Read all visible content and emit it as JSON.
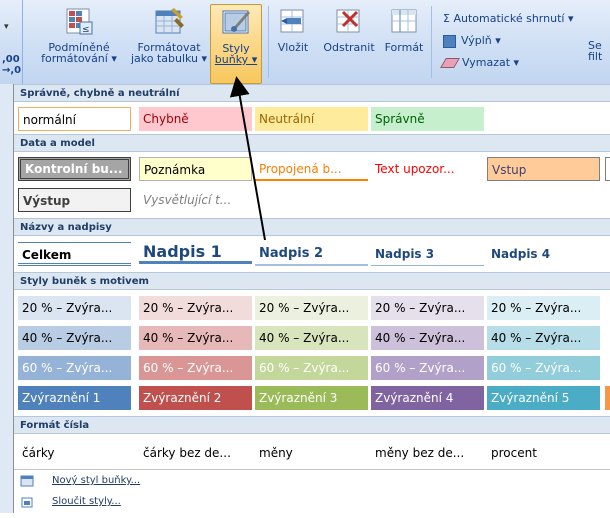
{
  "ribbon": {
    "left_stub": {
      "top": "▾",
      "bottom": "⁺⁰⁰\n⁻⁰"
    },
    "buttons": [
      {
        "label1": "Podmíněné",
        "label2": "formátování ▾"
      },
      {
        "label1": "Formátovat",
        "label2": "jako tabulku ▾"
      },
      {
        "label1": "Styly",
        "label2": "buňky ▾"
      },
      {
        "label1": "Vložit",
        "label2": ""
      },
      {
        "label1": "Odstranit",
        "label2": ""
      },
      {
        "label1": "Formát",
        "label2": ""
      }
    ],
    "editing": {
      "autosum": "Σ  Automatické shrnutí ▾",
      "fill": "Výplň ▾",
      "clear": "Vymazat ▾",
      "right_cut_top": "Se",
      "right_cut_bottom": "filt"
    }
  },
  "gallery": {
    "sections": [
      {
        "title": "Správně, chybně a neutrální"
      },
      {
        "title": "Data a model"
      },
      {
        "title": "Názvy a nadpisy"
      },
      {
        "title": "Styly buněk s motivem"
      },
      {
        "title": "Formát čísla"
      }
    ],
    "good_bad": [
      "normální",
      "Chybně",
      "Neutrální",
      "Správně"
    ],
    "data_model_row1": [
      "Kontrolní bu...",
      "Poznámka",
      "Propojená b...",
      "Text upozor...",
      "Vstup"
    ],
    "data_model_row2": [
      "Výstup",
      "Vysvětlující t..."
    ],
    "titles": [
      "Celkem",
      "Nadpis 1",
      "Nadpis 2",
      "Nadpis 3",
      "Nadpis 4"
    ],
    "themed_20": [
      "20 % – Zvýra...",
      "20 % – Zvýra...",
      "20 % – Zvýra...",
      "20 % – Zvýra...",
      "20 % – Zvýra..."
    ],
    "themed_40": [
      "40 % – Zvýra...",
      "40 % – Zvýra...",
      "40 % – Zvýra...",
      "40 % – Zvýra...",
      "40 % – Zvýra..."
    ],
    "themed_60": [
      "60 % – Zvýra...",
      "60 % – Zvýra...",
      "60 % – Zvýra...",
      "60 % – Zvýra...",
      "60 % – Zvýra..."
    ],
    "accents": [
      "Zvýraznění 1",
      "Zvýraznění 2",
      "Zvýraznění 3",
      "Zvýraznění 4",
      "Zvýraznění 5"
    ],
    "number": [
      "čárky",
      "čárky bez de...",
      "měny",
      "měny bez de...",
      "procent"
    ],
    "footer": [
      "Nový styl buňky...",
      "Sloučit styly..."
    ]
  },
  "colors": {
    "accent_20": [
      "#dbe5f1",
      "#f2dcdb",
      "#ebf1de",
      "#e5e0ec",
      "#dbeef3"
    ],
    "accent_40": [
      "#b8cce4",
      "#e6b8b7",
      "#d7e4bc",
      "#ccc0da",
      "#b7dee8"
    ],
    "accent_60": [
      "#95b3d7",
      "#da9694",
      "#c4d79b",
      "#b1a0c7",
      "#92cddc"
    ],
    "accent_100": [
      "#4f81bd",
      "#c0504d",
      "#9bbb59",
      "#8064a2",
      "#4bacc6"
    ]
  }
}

━━━━━━━━━━━━━━━━

TASK TO CARRY OUT
Transcribe the full listing above exactly as it stands, minus the pictures.

EXERCISE OUTPUT
Read all visible content and emit it as JSON.
{
  "ribbon": {
    "left_stub": {
      "top": "▾",
      "bottom": "⁺⁰⁰\n⁻⁰"
    },
    "buttons": [
      {
        "label1": "Podmíněné",
        "label2": "formátování ▾"
      },
      {
        "label1": "Formátovat",
        "label2": "jako tabulku ▾"
      },
      {
        "label1": "Styly",
        "label2": "buňky ▾"
      },
      {
        "label1": "Vložit",
        "label2": ""
      },
      {
        "label1": "Odstranit",
        "label2": ""
      },
      {
        "label1": "Formát",
        "label2": ""
      }
    ],
    "editing": {
      "autosum": "Σ  Automatické shrnutí ▾",
      "fill": "Výplň ▾",
      "clear": "Vymazat ▾",
      "right_cut_top": "Se",
      "right_cut_bottom": "filt"
    }
  },
  "gallery": {
    "sections": [
      {
        "title": "Správně, chybně a neutrální"
      },
      {
        "title": "Data a model"
      },
      {
        "title": "Názvy a nadpisy"
      },
      {
        "title": "Styly buněk s motivem"
      },
      {
        "title": "Formát čísla"
      }
    ],
    "good_bad": [
      "normální",
      "Chybně",
      "Neutrální",
      "Správně"
    ],
    "data_model_row1": [
      "Kontrolní bu...",
      "Poznámka",
      "Propojená b...",
      "Text upozor...",
      "Vstup"
    ],
    "data_model_row2": [
      "Výstup",
      "Vysvětlující t..."
    ],
    "titles": [
      "Celkem",
      "Nadpis 1",
      "Nadpis 2",
      "Nadpis 3",
      "Nadpis 4"
    ],
    "themed_20": [
      "20 % – Zvýra...",
      "20 % – Zvýra...",
      "20 % – Zvýra...",
      "20 % – Zvýra...",
      "20 % – Zvýra..."
    ],
    "themed_40": [
      "40 % – Zvýra...",
      "40 % – Zvýra...",
      "40 % – Zvýra...",
      "40 % – Zvýra...",
      "40 % – Zvýra..."
    ],
    "themed_60": [
      "60 % – Zvýra...",
      "60 % – Zvýra...",
      "60 % – Zvýra...",
      "60 % – Zvýra...",
      "60 % – Zvýra..."
    ],
    "accents": [
      "Zvýraznění 1",
      "Zvýraznění 2",
      "Zvýraznění 3",
      "Zvýraznění 4",
      "Zvýraznění 5"
    ],
    "number": [
      "čárky",
      "čárky bez de...",
      "měny",
      "měny bez de...",
      "procent"
    ],
    "footer": [
      "Nový styl buňky...",
      "Sloučit styly..."
    ]
  },
  "colors": {
    "accent_20": [
      "#dbe5f1",
      "#f2dcdb",
      "#ebf1de",
      "#e5e0ec",
      "#dbeef3"
    ],
    "accent_40": [
      "#b8cce4",
      "#e6b8b7",
      "#d7e4bc",
      "#ccc0da",
      "#b7dee8"
    ],
    "accent_60": [
      "#95b3d7",
      "#da9694",
      "#c4d79b",
      "#b1a0c7",
      "#92cddc"
    ],
    "accent_100": [
      "#4f81bd",
      "#c0504d",
      "#9bbb59",
      "#8064a2",
      "#4bacc6"
    ]
  }
}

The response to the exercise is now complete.